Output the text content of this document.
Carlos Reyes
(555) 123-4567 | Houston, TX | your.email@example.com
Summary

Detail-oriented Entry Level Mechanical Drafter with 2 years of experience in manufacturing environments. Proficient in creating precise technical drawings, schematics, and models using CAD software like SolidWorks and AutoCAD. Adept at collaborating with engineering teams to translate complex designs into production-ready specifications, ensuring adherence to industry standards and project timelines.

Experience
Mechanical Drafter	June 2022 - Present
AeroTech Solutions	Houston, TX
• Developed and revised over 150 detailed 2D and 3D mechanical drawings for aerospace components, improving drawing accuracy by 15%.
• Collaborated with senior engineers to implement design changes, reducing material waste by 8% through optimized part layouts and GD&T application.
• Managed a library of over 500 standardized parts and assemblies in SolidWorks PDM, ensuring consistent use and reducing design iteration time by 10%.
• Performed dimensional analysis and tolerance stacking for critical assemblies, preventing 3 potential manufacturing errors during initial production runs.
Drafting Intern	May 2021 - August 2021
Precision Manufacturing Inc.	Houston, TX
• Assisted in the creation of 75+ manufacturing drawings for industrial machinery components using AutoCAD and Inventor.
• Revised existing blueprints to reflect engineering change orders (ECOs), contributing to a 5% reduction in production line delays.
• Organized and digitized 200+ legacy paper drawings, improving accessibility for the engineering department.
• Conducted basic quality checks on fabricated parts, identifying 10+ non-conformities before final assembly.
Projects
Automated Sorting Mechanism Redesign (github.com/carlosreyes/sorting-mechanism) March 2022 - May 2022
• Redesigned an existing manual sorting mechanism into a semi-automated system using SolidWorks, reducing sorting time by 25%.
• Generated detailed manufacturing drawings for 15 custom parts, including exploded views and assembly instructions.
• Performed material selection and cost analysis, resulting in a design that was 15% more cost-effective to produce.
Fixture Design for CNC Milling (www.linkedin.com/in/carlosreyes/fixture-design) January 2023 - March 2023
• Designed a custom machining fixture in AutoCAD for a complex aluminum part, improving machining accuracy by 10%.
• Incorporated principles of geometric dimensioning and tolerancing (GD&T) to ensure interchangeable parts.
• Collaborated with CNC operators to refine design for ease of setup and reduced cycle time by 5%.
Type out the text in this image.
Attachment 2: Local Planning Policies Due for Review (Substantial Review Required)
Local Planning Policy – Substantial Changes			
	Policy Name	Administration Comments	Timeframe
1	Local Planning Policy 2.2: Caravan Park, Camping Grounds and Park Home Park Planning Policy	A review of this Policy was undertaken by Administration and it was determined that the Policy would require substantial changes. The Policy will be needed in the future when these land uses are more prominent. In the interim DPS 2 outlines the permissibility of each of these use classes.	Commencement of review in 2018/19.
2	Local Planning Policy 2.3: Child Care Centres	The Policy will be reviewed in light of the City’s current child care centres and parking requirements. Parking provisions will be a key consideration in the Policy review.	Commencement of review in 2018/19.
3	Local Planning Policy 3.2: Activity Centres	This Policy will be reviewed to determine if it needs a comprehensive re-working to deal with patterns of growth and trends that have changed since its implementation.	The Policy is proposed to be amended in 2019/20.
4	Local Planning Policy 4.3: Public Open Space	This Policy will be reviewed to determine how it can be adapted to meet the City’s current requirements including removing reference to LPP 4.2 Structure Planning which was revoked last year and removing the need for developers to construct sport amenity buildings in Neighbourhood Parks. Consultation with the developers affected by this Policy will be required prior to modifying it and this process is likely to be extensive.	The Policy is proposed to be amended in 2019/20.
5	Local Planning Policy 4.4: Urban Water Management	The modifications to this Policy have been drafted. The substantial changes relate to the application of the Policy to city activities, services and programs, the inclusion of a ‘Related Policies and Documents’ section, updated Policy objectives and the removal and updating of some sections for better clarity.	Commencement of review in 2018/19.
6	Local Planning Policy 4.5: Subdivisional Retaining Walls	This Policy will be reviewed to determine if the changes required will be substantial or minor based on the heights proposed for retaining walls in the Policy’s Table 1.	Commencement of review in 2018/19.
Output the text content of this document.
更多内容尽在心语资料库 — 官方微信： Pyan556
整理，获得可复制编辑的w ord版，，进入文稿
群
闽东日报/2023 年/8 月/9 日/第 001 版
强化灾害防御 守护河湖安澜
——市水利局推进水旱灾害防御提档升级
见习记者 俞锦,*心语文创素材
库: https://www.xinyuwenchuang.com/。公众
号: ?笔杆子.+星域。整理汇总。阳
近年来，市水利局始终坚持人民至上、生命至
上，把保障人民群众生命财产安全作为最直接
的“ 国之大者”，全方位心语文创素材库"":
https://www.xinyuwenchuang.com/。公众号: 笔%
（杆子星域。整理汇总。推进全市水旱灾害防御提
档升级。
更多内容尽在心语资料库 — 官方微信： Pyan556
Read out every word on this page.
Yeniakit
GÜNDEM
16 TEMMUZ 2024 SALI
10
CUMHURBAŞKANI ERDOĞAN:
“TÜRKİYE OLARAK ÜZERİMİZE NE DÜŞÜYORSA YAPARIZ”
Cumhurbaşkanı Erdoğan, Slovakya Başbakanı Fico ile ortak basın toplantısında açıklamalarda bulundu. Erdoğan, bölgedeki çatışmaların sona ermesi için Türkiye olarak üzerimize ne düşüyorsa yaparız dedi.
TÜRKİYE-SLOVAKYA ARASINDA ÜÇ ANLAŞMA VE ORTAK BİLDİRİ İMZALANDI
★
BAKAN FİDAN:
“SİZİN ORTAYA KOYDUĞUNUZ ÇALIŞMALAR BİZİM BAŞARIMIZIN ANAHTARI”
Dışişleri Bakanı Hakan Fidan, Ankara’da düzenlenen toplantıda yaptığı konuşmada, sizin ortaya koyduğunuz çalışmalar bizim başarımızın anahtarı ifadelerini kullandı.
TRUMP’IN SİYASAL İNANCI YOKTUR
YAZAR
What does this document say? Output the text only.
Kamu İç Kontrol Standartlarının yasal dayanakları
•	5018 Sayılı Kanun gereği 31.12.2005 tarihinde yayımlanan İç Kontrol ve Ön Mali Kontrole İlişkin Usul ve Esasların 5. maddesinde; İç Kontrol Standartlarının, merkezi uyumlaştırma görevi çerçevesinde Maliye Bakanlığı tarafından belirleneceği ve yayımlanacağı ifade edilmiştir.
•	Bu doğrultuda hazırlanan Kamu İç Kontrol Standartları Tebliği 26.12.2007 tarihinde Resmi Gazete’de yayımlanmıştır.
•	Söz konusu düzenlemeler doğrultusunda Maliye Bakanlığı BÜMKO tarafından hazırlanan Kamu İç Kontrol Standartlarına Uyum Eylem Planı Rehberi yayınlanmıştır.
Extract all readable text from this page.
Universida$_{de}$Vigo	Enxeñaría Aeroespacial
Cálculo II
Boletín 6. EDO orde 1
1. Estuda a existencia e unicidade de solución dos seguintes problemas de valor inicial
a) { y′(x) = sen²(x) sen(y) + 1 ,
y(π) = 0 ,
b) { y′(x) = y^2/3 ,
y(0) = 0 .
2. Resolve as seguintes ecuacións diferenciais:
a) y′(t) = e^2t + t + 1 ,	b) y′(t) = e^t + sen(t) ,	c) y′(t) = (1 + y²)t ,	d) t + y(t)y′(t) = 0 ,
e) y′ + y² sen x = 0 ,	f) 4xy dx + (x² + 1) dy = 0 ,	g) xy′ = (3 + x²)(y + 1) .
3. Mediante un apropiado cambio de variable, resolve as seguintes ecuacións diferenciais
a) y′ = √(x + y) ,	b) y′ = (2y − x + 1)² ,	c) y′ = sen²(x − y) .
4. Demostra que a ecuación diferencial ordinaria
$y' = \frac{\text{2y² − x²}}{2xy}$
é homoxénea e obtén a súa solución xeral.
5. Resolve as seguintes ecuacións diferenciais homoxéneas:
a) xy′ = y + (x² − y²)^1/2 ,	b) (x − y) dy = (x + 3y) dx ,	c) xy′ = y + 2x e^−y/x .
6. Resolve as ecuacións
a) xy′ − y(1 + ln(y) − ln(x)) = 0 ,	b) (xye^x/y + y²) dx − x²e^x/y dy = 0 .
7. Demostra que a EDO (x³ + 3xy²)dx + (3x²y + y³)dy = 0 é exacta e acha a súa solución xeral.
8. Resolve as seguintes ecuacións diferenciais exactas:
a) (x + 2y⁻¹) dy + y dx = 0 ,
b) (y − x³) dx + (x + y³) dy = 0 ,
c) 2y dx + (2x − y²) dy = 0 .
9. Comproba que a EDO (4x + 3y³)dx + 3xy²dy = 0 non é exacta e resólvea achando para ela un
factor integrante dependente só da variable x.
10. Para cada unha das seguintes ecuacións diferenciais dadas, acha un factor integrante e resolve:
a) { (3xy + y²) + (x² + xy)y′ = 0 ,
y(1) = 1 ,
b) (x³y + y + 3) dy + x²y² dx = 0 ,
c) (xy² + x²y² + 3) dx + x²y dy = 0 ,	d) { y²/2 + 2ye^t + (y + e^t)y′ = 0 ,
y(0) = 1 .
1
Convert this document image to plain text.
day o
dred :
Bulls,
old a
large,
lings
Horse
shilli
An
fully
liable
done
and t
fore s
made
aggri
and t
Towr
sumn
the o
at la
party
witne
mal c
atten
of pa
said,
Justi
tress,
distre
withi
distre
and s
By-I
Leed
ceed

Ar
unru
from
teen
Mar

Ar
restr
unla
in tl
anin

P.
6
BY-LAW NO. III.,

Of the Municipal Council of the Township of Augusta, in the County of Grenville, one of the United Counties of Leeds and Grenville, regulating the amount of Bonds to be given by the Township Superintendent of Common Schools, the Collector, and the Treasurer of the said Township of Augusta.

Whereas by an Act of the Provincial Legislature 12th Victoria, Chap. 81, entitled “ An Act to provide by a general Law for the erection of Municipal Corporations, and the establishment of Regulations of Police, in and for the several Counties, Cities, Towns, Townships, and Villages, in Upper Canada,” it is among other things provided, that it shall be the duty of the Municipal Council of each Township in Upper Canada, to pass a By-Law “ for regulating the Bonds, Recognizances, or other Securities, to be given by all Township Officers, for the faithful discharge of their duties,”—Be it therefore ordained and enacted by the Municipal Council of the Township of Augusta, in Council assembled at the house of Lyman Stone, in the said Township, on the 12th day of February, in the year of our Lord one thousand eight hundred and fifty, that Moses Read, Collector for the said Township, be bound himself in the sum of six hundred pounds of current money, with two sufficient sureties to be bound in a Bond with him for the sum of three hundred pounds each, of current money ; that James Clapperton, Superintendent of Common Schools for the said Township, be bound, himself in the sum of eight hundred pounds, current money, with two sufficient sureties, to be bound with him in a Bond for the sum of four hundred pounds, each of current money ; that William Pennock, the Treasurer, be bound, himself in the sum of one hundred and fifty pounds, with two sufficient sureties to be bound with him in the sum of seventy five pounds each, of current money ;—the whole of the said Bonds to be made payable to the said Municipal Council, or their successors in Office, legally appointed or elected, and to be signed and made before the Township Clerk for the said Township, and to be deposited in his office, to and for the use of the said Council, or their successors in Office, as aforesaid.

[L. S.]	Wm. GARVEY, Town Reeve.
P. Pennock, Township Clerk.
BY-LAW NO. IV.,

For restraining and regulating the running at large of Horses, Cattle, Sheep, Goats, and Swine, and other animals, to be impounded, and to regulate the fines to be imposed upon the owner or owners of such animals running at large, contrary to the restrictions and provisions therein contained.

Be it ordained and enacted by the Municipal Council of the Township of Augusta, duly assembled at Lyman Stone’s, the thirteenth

.....

Short task:
Respond with nothing but the number of lines in the entries that contain the string "tarihinde".

Response below:
2